Could you update the stretch of records from the start through the line containing "note-text: visitors (341, 643, 435, 671)" by changing "visitors" to "attendees" and leaving everything else as it is?

□ □ □

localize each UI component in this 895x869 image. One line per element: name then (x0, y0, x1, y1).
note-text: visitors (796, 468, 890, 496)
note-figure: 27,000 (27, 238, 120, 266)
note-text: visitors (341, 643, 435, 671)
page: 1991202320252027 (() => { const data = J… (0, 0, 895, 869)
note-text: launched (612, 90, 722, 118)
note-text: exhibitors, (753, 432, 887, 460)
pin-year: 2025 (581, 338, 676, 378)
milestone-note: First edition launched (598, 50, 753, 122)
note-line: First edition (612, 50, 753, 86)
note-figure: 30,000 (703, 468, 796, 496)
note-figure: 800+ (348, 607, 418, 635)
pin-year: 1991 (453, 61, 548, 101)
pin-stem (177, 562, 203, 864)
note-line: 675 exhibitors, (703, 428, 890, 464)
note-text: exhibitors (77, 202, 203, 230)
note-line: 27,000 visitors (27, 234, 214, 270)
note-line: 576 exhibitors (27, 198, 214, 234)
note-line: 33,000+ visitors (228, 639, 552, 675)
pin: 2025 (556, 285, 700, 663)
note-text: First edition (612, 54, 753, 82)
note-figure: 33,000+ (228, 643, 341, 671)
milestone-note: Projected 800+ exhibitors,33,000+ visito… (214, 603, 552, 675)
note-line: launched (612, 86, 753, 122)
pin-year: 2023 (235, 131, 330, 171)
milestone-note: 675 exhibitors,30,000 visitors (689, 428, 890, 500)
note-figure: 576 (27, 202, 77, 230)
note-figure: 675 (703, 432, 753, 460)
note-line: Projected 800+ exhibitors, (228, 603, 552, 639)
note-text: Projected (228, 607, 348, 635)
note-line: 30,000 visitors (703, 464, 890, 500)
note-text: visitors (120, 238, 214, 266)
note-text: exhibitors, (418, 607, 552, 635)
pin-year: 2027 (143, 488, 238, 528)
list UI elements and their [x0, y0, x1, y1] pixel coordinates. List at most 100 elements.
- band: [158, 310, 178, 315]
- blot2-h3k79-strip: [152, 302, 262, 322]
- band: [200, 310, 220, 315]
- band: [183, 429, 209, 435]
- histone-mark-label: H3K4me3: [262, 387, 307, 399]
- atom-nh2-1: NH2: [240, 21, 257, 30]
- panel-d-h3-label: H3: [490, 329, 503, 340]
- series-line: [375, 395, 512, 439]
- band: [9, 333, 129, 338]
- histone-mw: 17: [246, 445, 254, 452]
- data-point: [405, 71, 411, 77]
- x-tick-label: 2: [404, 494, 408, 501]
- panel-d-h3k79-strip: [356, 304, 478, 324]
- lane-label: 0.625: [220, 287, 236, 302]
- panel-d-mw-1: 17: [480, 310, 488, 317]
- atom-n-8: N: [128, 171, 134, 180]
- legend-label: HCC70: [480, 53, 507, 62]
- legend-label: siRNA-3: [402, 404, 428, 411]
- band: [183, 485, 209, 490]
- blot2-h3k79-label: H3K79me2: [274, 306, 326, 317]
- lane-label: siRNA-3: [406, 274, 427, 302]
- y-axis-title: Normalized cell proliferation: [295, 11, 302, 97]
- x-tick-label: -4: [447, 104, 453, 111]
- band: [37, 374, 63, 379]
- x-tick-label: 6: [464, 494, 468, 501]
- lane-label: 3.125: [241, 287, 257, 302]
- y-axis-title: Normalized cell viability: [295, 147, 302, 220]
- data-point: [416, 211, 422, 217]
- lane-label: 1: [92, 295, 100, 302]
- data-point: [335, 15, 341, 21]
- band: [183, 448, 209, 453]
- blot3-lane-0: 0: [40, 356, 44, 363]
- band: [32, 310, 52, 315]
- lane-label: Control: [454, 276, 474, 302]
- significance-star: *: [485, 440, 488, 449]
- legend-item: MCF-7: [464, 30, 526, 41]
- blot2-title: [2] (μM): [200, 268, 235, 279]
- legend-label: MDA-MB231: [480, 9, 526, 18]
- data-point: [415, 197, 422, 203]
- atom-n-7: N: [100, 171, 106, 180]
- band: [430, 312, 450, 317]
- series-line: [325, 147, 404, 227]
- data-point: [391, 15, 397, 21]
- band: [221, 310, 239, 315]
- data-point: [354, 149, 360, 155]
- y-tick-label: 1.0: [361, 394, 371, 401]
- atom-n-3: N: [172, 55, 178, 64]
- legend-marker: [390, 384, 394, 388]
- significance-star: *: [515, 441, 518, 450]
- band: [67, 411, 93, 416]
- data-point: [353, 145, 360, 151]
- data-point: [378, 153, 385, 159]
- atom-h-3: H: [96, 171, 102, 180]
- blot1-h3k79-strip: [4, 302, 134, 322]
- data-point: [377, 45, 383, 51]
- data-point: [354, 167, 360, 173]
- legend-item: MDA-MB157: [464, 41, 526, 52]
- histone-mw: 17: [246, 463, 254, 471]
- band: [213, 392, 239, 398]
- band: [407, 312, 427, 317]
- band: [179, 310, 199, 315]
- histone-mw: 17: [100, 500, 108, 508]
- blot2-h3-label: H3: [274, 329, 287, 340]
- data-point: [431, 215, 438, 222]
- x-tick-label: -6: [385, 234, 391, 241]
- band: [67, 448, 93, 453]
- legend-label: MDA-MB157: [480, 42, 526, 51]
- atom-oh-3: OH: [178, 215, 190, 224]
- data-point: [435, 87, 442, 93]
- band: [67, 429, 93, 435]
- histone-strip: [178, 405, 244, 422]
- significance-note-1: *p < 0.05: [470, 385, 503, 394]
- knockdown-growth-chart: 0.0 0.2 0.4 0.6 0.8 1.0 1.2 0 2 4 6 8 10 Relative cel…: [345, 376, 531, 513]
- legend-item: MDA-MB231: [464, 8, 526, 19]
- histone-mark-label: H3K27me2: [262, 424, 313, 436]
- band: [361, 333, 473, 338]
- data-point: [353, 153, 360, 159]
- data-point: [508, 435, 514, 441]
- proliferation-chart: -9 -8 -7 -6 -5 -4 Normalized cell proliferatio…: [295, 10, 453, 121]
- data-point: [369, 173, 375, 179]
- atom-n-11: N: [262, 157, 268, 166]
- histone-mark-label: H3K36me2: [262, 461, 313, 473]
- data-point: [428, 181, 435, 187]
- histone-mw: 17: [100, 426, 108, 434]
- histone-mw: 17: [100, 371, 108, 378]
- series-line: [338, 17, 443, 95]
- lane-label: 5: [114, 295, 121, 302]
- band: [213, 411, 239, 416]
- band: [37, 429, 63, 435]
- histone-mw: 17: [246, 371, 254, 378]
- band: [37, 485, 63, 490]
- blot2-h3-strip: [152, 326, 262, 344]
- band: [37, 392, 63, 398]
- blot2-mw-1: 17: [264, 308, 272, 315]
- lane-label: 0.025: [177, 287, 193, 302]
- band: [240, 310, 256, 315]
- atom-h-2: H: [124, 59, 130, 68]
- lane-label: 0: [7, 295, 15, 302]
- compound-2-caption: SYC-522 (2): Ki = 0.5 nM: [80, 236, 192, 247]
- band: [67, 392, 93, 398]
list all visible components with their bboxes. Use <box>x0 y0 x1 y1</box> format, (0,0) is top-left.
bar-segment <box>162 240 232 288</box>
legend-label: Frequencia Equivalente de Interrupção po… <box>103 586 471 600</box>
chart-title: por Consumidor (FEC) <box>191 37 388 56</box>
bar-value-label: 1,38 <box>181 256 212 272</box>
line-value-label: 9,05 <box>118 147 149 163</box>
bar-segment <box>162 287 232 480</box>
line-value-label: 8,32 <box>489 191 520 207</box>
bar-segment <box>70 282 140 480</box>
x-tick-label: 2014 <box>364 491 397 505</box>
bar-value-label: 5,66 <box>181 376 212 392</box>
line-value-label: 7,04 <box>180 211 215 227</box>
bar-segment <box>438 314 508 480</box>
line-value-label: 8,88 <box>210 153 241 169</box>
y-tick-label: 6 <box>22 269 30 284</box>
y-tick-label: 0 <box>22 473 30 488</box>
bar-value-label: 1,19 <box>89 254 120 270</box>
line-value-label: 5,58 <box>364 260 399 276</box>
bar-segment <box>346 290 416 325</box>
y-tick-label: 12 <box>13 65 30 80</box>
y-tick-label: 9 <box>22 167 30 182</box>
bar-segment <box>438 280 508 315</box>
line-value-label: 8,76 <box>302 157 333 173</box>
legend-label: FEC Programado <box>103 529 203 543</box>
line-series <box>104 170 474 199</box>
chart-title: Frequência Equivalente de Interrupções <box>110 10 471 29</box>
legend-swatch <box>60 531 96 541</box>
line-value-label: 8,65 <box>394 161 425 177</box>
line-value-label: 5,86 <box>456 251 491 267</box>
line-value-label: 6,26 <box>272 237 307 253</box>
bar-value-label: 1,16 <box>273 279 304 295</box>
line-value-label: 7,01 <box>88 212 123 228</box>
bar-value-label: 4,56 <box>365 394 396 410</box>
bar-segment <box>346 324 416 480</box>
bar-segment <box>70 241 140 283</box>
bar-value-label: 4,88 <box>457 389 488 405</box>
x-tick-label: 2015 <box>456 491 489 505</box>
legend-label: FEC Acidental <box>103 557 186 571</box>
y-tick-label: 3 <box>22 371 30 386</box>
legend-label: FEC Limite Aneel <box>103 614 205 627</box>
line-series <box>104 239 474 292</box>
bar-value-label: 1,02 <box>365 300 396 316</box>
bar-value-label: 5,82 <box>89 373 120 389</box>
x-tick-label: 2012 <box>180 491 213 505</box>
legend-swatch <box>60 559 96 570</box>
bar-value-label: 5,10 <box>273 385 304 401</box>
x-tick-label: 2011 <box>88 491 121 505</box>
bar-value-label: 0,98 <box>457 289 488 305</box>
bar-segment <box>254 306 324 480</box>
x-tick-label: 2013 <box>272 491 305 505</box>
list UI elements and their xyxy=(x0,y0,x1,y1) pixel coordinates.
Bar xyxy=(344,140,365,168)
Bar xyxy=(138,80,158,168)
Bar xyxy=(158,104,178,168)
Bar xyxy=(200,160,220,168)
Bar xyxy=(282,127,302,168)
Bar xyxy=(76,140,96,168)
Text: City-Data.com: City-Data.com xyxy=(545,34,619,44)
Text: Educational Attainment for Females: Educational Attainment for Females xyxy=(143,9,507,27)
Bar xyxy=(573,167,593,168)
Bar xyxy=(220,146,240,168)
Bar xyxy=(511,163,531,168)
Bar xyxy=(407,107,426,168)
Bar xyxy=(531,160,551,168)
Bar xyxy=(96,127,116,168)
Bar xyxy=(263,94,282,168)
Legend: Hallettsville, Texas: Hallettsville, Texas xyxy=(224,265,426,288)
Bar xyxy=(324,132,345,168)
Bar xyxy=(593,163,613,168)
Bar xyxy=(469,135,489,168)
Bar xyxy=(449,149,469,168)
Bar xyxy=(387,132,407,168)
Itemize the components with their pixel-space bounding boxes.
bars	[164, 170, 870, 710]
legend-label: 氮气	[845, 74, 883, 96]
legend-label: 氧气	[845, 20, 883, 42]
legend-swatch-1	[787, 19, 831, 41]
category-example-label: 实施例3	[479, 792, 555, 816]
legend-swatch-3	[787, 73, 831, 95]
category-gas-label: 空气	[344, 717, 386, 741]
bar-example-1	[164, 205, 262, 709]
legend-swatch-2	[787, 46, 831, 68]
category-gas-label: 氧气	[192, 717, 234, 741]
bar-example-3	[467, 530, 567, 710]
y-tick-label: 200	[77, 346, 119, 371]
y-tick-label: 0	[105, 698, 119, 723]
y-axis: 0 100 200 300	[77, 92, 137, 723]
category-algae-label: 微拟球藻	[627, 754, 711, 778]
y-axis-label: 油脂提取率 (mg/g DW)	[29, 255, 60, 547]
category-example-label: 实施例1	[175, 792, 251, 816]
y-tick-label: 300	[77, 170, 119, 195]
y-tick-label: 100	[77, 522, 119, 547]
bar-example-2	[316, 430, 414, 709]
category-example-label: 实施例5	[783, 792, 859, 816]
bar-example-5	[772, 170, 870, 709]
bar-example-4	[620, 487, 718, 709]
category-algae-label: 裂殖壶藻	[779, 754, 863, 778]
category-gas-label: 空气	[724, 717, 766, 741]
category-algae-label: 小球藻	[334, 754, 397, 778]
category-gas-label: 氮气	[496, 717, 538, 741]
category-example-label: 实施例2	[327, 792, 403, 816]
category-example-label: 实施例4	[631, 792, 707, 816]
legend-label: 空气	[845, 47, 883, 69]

□ □ □

* Answer to this problem *
localize each UI component in this 895x869 image. One line per element: name then (x0, y0, x1, y1).
note-text: attendees (796, 468, 890, 496)
note-figure: 27,000 (27, 238, 120, 266)
note-text: attendees (341, 643, 435, 671)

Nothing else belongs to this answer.